Figure content listings:
★ ★ ★ ★ ★

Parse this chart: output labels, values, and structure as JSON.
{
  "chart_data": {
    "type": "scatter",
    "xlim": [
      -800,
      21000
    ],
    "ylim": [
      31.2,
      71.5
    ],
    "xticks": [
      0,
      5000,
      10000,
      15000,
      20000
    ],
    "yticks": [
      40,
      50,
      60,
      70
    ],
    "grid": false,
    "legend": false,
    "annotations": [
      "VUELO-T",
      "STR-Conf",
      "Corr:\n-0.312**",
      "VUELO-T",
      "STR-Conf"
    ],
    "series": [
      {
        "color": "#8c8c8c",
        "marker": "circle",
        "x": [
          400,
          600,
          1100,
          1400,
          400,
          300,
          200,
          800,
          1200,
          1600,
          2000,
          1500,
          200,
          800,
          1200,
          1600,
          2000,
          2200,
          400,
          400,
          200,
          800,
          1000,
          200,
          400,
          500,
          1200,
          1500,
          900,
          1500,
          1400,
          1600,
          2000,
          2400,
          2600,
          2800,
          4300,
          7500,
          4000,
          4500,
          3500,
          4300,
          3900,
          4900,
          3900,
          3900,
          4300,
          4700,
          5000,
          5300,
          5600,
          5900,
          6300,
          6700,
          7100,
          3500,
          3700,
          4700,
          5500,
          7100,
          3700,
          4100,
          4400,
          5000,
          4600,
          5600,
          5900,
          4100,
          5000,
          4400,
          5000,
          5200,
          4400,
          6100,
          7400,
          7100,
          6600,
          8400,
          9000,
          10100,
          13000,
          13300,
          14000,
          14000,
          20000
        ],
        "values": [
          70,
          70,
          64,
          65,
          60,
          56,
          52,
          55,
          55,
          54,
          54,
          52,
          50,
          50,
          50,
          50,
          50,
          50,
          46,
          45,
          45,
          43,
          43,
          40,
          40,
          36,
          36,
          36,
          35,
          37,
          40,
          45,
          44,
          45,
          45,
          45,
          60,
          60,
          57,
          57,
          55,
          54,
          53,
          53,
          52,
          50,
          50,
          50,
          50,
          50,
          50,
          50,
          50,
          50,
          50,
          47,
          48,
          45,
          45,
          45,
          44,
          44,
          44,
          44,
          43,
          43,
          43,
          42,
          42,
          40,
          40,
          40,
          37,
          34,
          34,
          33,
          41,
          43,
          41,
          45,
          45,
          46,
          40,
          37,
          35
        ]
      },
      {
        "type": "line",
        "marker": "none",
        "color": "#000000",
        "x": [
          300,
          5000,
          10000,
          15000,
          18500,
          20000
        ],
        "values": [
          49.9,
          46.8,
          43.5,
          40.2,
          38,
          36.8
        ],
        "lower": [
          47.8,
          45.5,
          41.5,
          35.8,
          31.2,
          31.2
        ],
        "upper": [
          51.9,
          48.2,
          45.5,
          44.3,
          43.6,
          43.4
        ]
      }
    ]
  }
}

★ ★ ★ ★ ★

What to produce: Please reproduce each line exactly as written.

Solution to the problem:
Parse this chart: output labels, values, and structure as JSON.
{
  "chart_data": {
    "type": "scatter",
    "xlim": [
      -800,
      21000
    ],
    "ylim": [
      31.2,
      71.5
    ],
    "xticks": [
      0,
      5000,
      10000,
      15000,
      20000
    ],
    "yticks": [
      40,
      50,
      60,
      70
    ],
    "grid": false,
    "legend": false,
    "annotations": [
      "VUELO-T",
      "STR-Conf",
      "Corr:\n-0.312**",
      "VUELO-T",
      "STR-Conf"
    ],
    "series": [
      {
        "color": "#8c8c8c",
        "marker": "circle",
        "x": [
          400,
          600,
          1100,
          1400,
          400,
          300,
          200,
          800,
          1200,
          1600,
          2000,
          1500,
          200,
          800,
          1200,
          1600,
          2000,
          2200,
          400,
          400,
          200,
          800,
          1000,
          200,
          400,
          500,
          1200,
          1500,
          900,
          1500,
          1400,
          1600,
          2000,
          2400,
          2600,
          2800,
          4300,
          7500,
          4000,
          4500,
          3500,
          4300,
          3900,
          4900,
          3900,
          3900,
          4300,
          4700,
          5000,
          5300,
          5600,
          5900,
          6300,
          6700,
          7100,
          3500,
          3700,
          4700,
          5500,
          7100,
          3700,
          4100,
          4400,
          5000,
          4600,
          5600,
          5900,
          4100,
          5000,
          4400,
          5000,
          5200,
          4400,
          6100,
          7400,
          7100,
          6600,
          8400,
          9000,
          10100,
          13000,
          13300,
          14000,
          14000,
          20000
        ],
        "values": [
          70,
          70,
          64,
          65,
          60,
          56,
          52,
          55,
          55,
          54,
          54,
          52,
          50,
          50,
          50,
          50,
          50,
          50,
          46,
          45,
          45,
          43,
          43,
          40,
          40,
          36,
          36,
          36,
          35,
          37,
          40,
          45,
          44,
          45,
          45,
          45,
          60,
          60,
          57,
          57,
          55,
          54,
          53,
          53,
          52,
          50,
          50,
          50,
          50,
          50,
          50,
          50,
          50,
          50,
          50,
          47,
          48,
          45,
          45,
          45,
          44,
          44,
          44,
          44,
          43,
          43,
          43,
          42,
          42,
          40,
          40,
          40,
          37,
          34,
          34,
          33,
          41,
          43,
          41,
          45,
          45,
          46,
          40,
          37,
          35
        ]
      },
      {
        "type": "line",
        "marker": "none",
        "color": "#000000",
        "x": [
          300,
          5000,
          10000,
          15000,
          18500,
          20000
        ],
        "values": [
          49.9,
          46.8,
          43.5,
          40.2,
          38,
          36.8
        ],
        "lower": [
          47.8,
          45.5,
          41.5,
          35.8,
          31.2,
          31.2
        ],
        "upper": [
          51.9,
          48.2,
          45.5,
          44.3,
          43.6,
          43.4
        ]
      }
    ]
  }
}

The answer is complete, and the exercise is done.